__REQUIREMENT__. State the number of lines that contain "recessions", with no other text.

***** DATA IN THIS EXERCISE *****

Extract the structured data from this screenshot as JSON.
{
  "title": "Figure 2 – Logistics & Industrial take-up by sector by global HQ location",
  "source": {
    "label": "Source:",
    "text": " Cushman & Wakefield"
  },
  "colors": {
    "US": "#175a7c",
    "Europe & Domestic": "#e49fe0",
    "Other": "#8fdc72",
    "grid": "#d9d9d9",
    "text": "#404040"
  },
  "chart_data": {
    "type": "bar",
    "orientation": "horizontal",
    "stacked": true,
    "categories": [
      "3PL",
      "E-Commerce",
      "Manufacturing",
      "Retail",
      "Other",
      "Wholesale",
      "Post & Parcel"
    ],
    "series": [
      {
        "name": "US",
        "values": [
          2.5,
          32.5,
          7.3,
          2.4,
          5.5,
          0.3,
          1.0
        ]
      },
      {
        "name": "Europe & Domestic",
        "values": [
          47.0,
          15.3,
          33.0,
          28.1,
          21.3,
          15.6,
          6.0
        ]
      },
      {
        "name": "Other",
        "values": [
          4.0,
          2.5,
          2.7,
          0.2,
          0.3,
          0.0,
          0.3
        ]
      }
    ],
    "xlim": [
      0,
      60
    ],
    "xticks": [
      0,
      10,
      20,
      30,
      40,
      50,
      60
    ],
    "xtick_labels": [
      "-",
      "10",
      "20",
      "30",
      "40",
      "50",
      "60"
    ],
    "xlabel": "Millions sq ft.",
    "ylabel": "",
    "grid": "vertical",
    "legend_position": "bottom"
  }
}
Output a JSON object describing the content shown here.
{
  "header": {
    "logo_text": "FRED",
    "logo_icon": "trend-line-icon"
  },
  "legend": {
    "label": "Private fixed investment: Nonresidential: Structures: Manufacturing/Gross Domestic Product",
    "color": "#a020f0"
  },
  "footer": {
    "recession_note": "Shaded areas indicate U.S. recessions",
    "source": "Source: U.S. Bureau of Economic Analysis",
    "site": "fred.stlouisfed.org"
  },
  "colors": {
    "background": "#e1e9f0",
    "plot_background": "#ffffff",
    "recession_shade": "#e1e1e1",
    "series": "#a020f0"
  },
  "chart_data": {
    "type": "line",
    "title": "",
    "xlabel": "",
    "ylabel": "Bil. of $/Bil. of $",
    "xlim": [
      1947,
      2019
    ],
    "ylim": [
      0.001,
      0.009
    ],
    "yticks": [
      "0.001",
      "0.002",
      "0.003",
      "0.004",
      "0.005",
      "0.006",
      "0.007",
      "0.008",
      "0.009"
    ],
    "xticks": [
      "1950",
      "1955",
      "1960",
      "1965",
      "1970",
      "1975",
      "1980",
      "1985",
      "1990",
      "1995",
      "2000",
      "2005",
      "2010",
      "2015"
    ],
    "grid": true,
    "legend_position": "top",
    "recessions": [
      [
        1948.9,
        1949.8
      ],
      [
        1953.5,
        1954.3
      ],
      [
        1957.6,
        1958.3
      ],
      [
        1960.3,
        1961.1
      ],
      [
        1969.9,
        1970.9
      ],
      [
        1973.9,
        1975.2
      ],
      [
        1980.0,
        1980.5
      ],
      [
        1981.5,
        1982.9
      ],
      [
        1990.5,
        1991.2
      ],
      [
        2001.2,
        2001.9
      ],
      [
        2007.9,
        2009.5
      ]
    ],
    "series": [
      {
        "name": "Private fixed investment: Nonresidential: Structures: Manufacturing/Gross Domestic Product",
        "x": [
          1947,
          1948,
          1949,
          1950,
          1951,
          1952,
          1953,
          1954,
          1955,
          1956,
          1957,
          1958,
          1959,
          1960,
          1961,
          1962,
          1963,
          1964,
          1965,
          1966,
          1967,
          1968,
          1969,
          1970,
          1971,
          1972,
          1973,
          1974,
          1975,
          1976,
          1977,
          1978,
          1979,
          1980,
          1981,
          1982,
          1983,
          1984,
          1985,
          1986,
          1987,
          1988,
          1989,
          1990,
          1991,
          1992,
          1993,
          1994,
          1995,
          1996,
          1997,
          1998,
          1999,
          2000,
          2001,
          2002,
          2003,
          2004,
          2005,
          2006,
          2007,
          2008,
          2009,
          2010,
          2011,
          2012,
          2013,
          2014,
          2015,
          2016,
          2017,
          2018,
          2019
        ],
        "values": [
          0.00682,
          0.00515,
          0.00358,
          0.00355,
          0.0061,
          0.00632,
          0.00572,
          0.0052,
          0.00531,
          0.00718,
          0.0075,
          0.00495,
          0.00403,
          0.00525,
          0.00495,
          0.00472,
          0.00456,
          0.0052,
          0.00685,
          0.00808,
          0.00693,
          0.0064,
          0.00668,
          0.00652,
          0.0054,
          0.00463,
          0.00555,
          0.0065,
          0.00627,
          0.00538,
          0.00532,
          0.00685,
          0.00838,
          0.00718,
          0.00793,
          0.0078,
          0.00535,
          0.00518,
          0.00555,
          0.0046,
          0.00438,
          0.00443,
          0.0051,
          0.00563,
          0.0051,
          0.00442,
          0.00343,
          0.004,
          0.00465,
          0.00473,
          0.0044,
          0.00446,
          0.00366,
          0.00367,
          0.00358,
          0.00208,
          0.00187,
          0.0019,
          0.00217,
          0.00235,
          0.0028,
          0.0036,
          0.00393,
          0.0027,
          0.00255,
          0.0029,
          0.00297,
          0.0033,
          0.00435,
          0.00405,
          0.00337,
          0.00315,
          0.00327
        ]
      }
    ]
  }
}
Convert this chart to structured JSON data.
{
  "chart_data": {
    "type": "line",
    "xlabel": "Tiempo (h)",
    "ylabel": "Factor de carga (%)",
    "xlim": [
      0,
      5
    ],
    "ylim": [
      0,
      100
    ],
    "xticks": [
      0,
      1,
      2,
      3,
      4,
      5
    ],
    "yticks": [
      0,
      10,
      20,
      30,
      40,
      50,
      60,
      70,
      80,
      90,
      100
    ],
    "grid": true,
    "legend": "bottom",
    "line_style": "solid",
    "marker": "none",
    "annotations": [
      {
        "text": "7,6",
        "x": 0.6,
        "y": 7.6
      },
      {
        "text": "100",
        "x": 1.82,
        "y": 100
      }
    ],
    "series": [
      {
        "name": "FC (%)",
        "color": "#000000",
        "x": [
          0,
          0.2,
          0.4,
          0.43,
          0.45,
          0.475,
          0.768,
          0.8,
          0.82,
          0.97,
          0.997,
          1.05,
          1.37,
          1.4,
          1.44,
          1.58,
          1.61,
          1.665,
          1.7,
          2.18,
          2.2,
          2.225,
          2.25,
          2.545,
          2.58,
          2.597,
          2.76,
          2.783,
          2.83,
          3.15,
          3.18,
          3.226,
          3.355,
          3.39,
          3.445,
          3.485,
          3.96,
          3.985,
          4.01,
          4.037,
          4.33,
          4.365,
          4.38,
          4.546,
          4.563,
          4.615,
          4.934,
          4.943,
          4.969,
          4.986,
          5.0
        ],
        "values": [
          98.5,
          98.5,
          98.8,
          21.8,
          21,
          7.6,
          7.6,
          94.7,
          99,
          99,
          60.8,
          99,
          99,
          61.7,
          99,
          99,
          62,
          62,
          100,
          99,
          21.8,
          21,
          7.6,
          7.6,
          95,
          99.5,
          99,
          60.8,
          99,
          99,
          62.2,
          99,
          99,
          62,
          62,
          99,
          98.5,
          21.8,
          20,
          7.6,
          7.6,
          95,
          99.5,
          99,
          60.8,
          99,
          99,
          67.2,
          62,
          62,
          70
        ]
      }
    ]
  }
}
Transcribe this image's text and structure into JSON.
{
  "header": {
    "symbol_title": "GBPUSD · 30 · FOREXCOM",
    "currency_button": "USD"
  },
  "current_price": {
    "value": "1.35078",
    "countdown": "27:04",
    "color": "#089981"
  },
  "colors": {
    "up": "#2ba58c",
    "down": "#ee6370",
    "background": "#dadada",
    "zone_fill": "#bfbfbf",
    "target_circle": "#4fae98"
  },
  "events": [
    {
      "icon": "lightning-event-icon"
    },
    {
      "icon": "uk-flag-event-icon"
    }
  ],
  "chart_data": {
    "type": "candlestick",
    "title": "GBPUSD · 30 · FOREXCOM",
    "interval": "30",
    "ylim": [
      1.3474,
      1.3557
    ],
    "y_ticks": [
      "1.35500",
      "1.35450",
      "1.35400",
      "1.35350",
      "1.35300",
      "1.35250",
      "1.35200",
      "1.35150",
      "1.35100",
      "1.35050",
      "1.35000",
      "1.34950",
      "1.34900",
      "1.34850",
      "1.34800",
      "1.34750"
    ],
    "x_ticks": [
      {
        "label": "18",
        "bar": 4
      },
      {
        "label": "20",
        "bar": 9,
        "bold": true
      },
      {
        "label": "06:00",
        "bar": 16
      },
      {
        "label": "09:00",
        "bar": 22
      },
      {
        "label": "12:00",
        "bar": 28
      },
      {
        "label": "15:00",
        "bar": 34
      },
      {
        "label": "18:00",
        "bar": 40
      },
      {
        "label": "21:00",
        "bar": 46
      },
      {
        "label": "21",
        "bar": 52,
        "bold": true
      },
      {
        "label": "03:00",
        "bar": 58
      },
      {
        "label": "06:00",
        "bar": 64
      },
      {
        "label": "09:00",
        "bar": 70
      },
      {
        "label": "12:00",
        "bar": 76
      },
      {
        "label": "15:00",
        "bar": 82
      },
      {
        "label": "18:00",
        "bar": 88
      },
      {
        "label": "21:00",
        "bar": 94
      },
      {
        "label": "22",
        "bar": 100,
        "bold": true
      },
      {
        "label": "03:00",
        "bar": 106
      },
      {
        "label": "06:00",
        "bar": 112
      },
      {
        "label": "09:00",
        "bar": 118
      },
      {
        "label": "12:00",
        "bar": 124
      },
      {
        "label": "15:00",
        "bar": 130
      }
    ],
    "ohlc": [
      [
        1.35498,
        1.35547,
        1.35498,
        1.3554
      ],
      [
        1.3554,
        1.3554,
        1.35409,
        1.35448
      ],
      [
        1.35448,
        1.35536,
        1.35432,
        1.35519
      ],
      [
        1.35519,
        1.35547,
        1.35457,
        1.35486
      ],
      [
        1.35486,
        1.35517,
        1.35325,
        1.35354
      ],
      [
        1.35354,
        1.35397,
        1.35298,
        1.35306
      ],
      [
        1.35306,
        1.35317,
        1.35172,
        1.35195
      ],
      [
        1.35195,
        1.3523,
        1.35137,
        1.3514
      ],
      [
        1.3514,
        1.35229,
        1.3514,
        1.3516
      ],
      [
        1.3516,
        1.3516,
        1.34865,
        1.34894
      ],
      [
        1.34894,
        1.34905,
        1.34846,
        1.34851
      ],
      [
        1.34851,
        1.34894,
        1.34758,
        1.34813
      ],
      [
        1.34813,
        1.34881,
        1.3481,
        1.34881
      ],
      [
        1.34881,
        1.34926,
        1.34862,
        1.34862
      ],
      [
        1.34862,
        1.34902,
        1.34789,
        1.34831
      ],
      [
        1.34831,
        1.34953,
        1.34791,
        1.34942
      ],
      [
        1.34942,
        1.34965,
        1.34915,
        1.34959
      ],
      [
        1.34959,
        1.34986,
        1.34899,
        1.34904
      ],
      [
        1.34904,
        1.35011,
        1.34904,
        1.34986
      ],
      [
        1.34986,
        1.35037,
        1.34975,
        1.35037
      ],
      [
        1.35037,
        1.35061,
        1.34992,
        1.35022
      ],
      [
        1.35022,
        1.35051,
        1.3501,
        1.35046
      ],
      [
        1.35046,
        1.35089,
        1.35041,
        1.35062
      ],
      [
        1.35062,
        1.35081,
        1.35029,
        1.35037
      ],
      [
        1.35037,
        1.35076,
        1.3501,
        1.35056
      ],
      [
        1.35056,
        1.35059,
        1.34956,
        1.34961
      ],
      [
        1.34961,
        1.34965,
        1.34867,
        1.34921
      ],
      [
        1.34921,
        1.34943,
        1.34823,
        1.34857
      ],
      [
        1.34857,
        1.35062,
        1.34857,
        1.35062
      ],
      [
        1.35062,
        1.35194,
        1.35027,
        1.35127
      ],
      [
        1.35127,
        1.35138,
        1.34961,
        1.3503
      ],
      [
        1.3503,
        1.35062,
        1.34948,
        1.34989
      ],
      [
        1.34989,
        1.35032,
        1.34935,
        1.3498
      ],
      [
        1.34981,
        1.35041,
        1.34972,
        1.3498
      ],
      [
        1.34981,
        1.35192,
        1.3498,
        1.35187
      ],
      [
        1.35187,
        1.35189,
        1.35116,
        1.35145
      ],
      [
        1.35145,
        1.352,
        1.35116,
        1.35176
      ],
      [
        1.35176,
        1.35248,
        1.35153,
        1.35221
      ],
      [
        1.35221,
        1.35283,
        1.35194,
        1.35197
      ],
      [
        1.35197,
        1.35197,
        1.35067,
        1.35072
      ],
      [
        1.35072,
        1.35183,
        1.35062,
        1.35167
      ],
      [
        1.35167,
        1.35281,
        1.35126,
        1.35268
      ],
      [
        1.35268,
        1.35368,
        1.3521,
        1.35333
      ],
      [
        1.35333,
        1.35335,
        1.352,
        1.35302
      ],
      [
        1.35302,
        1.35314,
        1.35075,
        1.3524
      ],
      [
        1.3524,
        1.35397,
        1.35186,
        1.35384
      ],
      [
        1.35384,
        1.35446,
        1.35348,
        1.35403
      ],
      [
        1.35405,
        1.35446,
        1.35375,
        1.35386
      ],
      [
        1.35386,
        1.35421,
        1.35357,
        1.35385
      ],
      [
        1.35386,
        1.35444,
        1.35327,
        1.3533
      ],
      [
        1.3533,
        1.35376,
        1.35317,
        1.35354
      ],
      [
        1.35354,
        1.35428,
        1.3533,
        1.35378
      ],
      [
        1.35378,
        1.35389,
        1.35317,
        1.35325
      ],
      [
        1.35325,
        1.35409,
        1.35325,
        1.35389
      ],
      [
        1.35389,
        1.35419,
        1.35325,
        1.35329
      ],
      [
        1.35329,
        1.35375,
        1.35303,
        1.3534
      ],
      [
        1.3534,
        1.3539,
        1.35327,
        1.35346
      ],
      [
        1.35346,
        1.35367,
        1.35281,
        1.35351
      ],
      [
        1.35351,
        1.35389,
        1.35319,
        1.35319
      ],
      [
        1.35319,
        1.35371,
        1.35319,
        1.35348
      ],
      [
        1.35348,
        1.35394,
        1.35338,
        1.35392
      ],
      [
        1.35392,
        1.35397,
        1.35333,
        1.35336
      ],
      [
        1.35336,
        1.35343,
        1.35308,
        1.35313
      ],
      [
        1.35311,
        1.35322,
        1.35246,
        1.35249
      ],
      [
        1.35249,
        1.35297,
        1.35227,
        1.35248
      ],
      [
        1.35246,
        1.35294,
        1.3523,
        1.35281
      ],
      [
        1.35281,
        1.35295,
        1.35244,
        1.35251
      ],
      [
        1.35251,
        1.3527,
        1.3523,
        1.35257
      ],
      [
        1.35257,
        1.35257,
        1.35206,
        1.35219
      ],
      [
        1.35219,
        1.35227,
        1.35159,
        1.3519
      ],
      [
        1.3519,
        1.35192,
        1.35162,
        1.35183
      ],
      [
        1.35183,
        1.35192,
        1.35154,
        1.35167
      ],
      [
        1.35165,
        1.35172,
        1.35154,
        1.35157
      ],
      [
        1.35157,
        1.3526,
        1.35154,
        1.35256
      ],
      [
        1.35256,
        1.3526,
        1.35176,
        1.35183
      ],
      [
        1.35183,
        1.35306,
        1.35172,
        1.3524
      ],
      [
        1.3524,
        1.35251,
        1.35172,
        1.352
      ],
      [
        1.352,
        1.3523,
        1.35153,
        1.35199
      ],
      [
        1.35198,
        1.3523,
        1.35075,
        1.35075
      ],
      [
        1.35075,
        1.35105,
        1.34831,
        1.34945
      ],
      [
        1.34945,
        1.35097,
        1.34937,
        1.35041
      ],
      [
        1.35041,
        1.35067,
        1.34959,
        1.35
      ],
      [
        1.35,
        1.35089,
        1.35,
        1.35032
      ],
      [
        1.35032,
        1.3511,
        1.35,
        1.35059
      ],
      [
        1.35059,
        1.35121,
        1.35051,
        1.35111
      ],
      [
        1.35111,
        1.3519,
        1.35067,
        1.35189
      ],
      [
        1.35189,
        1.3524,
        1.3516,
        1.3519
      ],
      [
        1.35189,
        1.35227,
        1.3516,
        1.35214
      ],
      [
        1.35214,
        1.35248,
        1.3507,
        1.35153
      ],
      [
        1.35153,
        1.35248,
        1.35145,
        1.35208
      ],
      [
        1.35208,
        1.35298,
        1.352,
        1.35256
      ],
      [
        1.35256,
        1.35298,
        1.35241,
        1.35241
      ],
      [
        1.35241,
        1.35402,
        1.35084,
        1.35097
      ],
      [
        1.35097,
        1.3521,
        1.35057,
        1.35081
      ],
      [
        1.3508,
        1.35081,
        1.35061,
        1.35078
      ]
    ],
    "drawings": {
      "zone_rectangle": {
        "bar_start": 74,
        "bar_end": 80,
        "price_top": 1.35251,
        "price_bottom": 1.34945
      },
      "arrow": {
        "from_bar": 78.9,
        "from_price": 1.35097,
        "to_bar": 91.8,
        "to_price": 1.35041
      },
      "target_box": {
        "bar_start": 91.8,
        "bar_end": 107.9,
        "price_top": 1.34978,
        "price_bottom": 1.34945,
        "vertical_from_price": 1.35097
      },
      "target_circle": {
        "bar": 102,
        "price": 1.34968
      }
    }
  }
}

*****

__CORRECT ANSWER__. 2